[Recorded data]

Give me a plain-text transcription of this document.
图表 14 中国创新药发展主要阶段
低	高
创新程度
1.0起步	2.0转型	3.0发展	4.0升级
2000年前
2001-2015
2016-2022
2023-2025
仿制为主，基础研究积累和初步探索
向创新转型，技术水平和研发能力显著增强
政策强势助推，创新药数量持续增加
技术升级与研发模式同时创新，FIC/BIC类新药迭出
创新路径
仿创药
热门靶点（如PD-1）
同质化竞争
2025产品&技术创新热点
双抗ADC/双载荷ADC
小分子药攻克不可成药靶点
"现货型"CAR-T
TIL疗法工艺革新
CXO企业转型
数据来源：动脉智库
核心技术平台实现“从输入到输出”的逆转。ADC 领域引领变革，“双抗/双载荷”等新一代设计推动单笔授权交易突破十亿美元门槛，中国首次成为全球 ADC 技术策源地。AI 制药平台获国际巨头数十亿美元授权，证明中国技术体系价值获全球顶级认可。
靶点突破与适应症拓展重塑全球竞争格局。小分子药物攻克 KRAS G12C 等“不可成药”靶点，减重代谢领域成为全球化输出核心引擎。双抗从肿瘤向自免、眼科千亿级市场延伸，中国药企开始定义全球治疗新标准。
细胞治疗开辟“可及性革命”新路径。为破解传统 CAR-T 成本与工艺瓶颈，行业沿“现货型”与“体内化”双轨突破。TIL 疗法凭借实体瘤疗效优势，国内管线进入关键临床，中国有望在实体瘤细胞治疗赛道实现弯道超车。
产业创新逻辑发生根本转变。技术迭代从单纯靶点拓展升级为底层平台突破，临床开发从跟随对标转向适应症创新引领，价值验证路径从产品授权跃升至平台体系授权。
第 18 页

* **TO DO**
Write out the whole listing again, exactly as it stands.

* **FULL SOLUTION**
Give me a plain-text transcription of this document.
图表 14 中国创新药发展主要阶段
低	高
创新程度
1.0起步	2.0转型	3.0发展	4.0升级
2000年前
2001-2015
2016-2022
2023-2025
仿制为主，基础研究积累和初步探索
向创新转型，技术水平和研发能力显著增强
政策强势助推，创新药数量持续增加
技术升级与研发模式同时创新，FIC/BIC类新药迭出
创新路径
仿创药
热门靶点（如PD-1）
同质化竞争
2025产品&技术创新热点
双抗ADC/双载荷ADC
小分子药攻克不可成药靶点
"现货型"CAR-T
TIL疗法工艺革新
CXO企业转型
数据来源：动脉智库
核心技术平台实现“从输入到输出”的逆转。ADC 领域引领变革，“双抗/双载荷”等新一代设计推动单笔授权交易突破十亿美元门槛，中国首次成为全球 ADC 技术策源地。AI 制药平台获国际巨头数十亿美元授权，证明中国技术体系价值获全球顶级认可。
靶点突破与适应症拓展重塑全球竞争格局。小分子药物攻克 KRAS G12C 等“不可成药”靶点，减重代谢领域成为全球化输出核心引擎。双抗从肿瘤向自免、眼科千亿级市场延伸，中国药企开始定义全球治疗新标准。
细胞治疗开辟“可及性革命”新路径。为破解传统 CAR-T 成本与工艺瓶颈，行业沿“现货型”与“体内化”双轨突破。TIL 疗法凭借实体瘤疗效优势，国内管线进入关键临床，中国有望在实体瘤细胞治疗赛道实现弯道超车。
产业创新逻辑发生根本转变。技术迭代从单纯靶点拓展升级为底层平台突破，临床开发从跟随对标转向适应症创新引领，价值验证路径从产品授权跃升至平台体系授权。
第 18 页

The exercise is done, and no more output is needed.